* START GIVEN DATA *

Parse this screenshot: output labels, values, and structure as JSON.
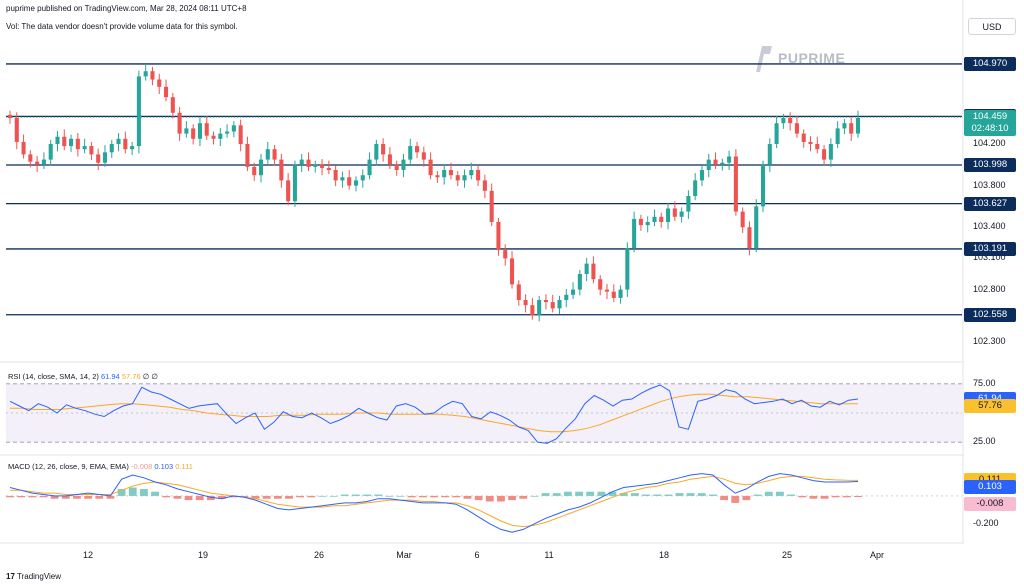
{
  "header": {
    "publisher": "puprime published on TradingView.com, Mar 28, 2024 08:11 UTC+8",
    "vol_note": "Vol: The data vendor doesn't provide volume data for this symbol."
  },
  "watermark": "PUPRIME",
  "currency": "USD",
  "footer": "TradingView",
  "colors": {
    "up": "#26a69a",
    "down": "#ef5350",
    "level": "#0c2c5c",
    "rsi": "#2962ff",
    "rsi_ma": "#f9a825",
    "price_green": "#26a69a"
  },
  "chart_data": {
    "type": "candlestick",
    "price_axis": {
      "ylim": [
        102.2,
        105.2
      ],
      "ticks": [
        "104.200",
        "103.800",
        "103.400",
        "103.100",
        "102.800",
        "102.300"
      ]
    },
    "x_ticks": [
      "12",
      "19",
      "26",
      "Mar",
      "6",
      "11",
      "18",
      "25",
      "Apr"
    ],
    "levels": [
      "104.970",
      "104.465",
      "103.998",
      "103.627",
      "103.191",
      "102.558"
    ],
    "last_price": {
      "value": "104.459",
      "countdown": "02:48:10"
    },
    "candle_closes": [
      104.45,
      104.22,
      104.1,
      104.03,
      104.0,
      104.05,
      104.2,
      104.27,
      104.18,
      104.25,
      104.15,
      104.18,
      104.1,
      104.02,
      104.12,
      104.2,
      104.25,
      104.15,
      104.18,
      104.85,
      104.9,
      104.82,
      104.75,
      104.65,
      104.5,
      104.3,
      104.35,
      104.25,
      104.4,
      104.28,
      104.25,
      104.3,
      104.32,
      104.38,
      104.2,
      103.98,
      103.9,
      104.05,
      104.15,
      104.05,
      103.85,
      103.65,
      104.0,
      104.05,
      103.98,
      104.0,
      103.97,
      103.95,
      103.85,
      103.88,
      103.8,
      103.85,
      103.9,
      104.05,
      104.2,
      104.1,
      104.0,
      103.95,
      104.05,
      104.18,
      104.12,
      104.05,
      103.9,
      103.88,
      103.95,
      103.9,
      103.85,
      103.9,
      103.95,
      103.85,
      103.75,
      103.45,
      103.18,
      103.1,
      102.85,
      102.7,
      102.65,
      102.55,
      102.7,
      102.68,
      102.62,
      102.7,
      102.75,
      102.8,
      102.95,
      103.05,
      102.9,
      102.8,
      102.78,
      102.72,
      102.8,
      103.2,
      103.48,
      103.42,
      103.45,
      103.5,
      103.45,
      103.58,
      103.5,
      103.55,
      103.7,
      103.85,
      103.95,
      104.05,
      104.0,
      104.02,
      104.08,
      103.55,
      103.4,
      103.2,
      103.6,
      104.0,
      104.2,
      104.4,
      104.45,
      104.4,
      104.3,
      104.22,
      104.2,
      104.15,
      104.05,
      104.2,
      104.35,
      104.4,
      104.3,
      104.45
    ],
    "rsi": {
      "label": "RSI (14, close, SMA, 14, 2)",
      "value": "61.94",
      "ma_value": "57.76",
      "extra": "∅ ∅",
      "ylim": [
        20,
        80
      ],
      "ticks": [
        "75.00",
        "25.00"
      ],
      "values": [
        60,
        56,
        52,
        58,
        55,
        50,
        57,
        54,
        52,
        49,
        47,
        52,
        56,
        58,
        72,
        68,
        66,
        62,
        58,
        54,
        56,
        57,
        58,
        49,
        41,
        46,
        50,
        36,
        42,
        51,
        47,
        46,
        50,
        46,
        41,
        44,
        48,
        54,
        50,
        46,
        44,
        56,
        58,
        55,
        49,
        50,
        56,
        60,
        58,
        47,
        45,
        51,
        48,
        44,
        38,
        35,
        25,
        24,
        28,
        37,
        45,
        58,
        65,
        61,
        56,
        61,
        62,
        67,
        71,
        74,
        69,
        38,
        36,
        60,
        62,
        65,
        70,
        68,
        62,
        58,
        59,
        60,
        62,
        58,
        61,
        56,
        55,
        60,
        57,
        61,
        62
      ],
      "ma": [
        54,
        54,
        53,
        53,
        53,
        54,
        55,
        56,
        57,
        58,
        58,
        57,
        56,
        55,
        53,
        52,
        50,
        49,
        48,
        47,
        47,
        47,
        48,
        48,
        48,
        49,
        49,
        49,
        50,
        50,
        50,
        49,
        49,
        49,
        49,
        49,
        48,
        47,
        45,
        43,
        41,
        39,
        37,
        35,
        34,
        34,
        35,
        37,
        40,
        44,
        48,
        52,
        56,
        60,
        63,
        65,
        66,
        66,
        65,
        64,
        64,
        63,
        62,
        61,
        60,
        59,
        58,
        58,
        58,
        58
      ]
    },
    "macd": {
      "label": "MACD (12, 26, close, 9, EMA, EMA)",
      "hist_value": "-0.008",
      "macd_value": "0.103",
      "signal_value": "0.111",
      "ylim": [
        -0.28,
        0.2
      ],
      "ticks": [
        "-0.200"
      ],
      "macd_line": [
        0.06,
        0.04,
        0.02,
        0.01,
        0.0,
        0.0,
        0.01,
        0.02,
        0.01,
        0.0,
        0.12,
        0.15,
        0.13,
        0.1,
        0.08,
        0.05,
        0.03,
        0.01,
        -0.01,
        -0.02,
        0.0,
        -0.01,
        -0.03,
        -0.06,
        -0.09,
        -0.1,
        -0.09,
        -0.08,
        -0.07,
        -0.06,
        -0.05,
        -0.05,
        -0.04,
        -0.02,
        -0.02,
        -0.03,
        -0.04,
        -0.05,
        -0.05,
        -0.05,
        -0.06,
        -0.1,
        -0.15,
        -0.2,
        -0.24,
        -0.26,
        -0.24,
        -0.2,
        -0.16,
        -0.13,
        -0.1,
        -0.08,
        -0.05,
        -0.01,
        0.03,
        0.06,
        0.07,
        0.08,
        0.09,
        0.11,
        0.13,
        0.15,
        0.16,
        0.15,
        0.08,
        0.02,
        0.05,
        0.1,
        0.14,
        0.16,
        0.15,
        0.13,
        0.11,
        0.1,
        0.1,
        0.1,
        0.103
      ],
      "signal_line": [
        0.04,
        0.04,
        0.03,
        0.02,
        0.02,
        0.01,
        0.01,
        0.01,
        0.01,
        0.01,
        0.04,
        0.07,
        0.09,
        0.1,
        0.09,
        0.08,
        0.06,
        0.04,
        0.02,
        0.01,
        0.0,
        -0.01,
        -0.02,
        -0.04,
        -0.06,
        -0.07,
        -0.08,
        -0.08,
        -0.08,
        -0.07,
        -0.07,
        -0.06,
        -0.05,
        -0.04,
        -0.03,
        -0.03,
        -0.03,
        -0.04,
        -0.04,
        -0.05,
        -0.05,
        -0.07,
        -0.1,
        -0.14,
        -0.18,
        -0.21,
        -0.22,
        -0.21,
        -0.19,
        -0.16,
        -0.13,
        -0.1,
        -0.07,
        -0.04,
        -0.01,
        0.02,
        0.04,
        0.06,
        0.07,
        0.09,
        0.1,
        0.12,
        0.13,
        0.14,
        0.12,
        0.09,
        0.08,
        0.09,
        0.11,
        0.13,
        0.14,
        0.14,
        0.13,
        0.12,
        0.115,
        0.112,
        0.111
      ],
      "histogram": [
        -0.01,
        -0.01,
        -0.01,
        -0.01,
        -0.02,
        -0.02,
        -0.02,
        -0.02,
        -0.02,
        -0.02,
        0.05,
        0.06,
        0.05,
        0.03,
        -0.01,
        -0.02,
        -0.03,
        -0.03,
        -0.03,
        -0.02,
        -0.01,
        -0.01,
        -0.02,
        -0.02,
        -0.02,
        -0.02,
        -0.01,
        -0.01,
        0.0,
        0.0,
        0.01,
        0.01,
        0.01,
        0.01,
        0.0,
        0.0,
        -0.01,
        -0.01,
        -0.01,
        -0.01,
        -0.01,
        -0.02,
        -0.03,
        -0.04,
        -0.04,
        -0.03,
        -0.02,
        0.0,
        0.02,
        0.02,
        0.03,
        0.03,
        0.03,
        0.03,
        0.03,
        0.02,
        0.02,
        0.01,
        0.01,
        0.01,
        0.02,
        0.02,
        0.02,
        0.01,
        -0.03,
        -0.05,
        -0.03,
        0.01,
        0.03,
        0.03,
        0.01,
        -0.01,
        -0.02,
        -0.02,
        -0.01,
        -0.01,
        -0.008
      ]
    }
  }
}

* END GIVEN DATA *

Copy each line above that contains the string "this".

Parse this screenshot: output labels, values, and structure as JSON.
    "vol_note": "Vol: The data vendor doesn't provide volume data for this symbol."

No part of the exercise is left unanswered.